__Requirements__
Extract the entries in their exact form.

=== Material ===

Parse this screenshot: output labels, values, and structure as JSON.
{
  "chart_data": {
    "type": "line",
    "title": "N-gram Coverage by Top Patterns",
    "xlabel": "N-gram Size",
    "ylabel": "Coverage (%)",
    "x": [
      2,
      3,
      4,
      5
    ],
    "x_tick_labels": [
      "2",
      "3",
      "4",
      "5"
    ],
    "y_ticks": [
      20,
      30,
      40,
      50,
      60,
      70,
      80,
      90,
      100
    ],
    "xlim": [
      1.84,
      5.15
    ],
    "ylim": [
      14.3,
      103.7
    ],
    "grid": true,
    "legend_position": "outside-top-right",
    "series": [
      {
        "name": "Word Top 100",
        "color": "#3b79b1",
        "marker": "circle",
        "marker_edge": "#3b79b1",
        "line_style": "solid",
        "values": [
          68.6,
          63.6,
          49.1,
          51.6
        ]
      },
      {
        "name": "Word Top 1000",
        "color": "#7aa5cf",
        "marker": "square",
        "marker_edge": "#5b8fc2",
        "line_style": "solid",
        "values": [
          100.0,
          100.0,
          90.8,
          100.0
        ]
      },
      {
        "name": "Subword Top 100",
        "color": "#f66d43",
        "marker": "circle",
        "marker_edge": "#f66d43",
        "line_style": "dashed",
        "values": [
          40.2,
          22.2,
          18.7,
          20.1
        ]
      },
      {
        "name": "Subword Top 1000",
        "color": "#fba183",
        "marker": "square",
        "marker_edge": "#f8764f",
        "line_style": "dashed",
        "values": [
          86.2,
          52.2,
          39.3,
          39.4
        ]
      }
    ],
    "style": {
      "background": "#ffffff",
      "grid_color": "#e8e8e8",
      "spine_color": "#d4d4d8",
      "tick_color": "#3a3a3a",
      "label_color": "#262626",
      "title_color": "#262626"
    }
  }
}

===

__The output__
Parse this screenshot: output labels, values, and structure as JSON.
{
  "chart_data": {
    "type": "line",
    "title": "N-gram Coverage by Top Patterns",
    "xlabel": "N-gram Size",
    "ylabel": "Coverage (%)",
    "x": [
      2,
      3,
      4,
      5
    ],
    "x_tick_labels": [
      "2",
      "3",
      "4",
      "5"
    ],
    "y_ticks": [
      20,
      30,
      40,
      50,
      60,
      70,
      80,
      90,
      100
    ],
    "xlim": [
      1.84,
      5.15
    ],
    "ylim": [
      14.3,
      103.7
    ],
    "grid": true,
    "legend_position": "outside-top-right",
    "series": [
      {
        "name": "Word Top 100",
        "color": "#3b79b1",
        "marker": "circle",
        "marker_edge": "#3b79b1",
        "line_style": "solid",
        "values": [
          68.6,
          63.6,
          49.1,
          51.6
        ]
      },
      {
        "name": "Word Top 1000",
        "color": "#7aa5cf",
        "marker": "square",
        "marker_edge": "#5b8fc2",
        "line_style": "solid",
        "values": [
          100.0,
          100.0,
          90.8,
          100.0
        ]
      },
      {
        "name": "Subword Top 100",
        "color": "#f66d43",
        "marker": "circle",
        "marker_edge": "#f66d43",
        "line_style": "dashed",
        "values": [
          40.2,
          22.2,
          18.7,
          20.1
        ]
      },
      {
        "name": "Subword Top 1000",
        "color": "#fba183",
        "marker": "square",
        "marker_edge": "#f8764f",
        "line_style": "dashed",
        "values": [
          86.2,
          52.2,
          39.3,
          39.4
        ]
      }
    ],
    "style": {
      "background": "#ffffff",
      "grid_color": "#e8e8e8",
      "spine_color": "#d4d4d8",
      "tick_color": "#3a3a3a",
      "label_color": "#262626",
      "title_color": "#262626"
    }
  }
}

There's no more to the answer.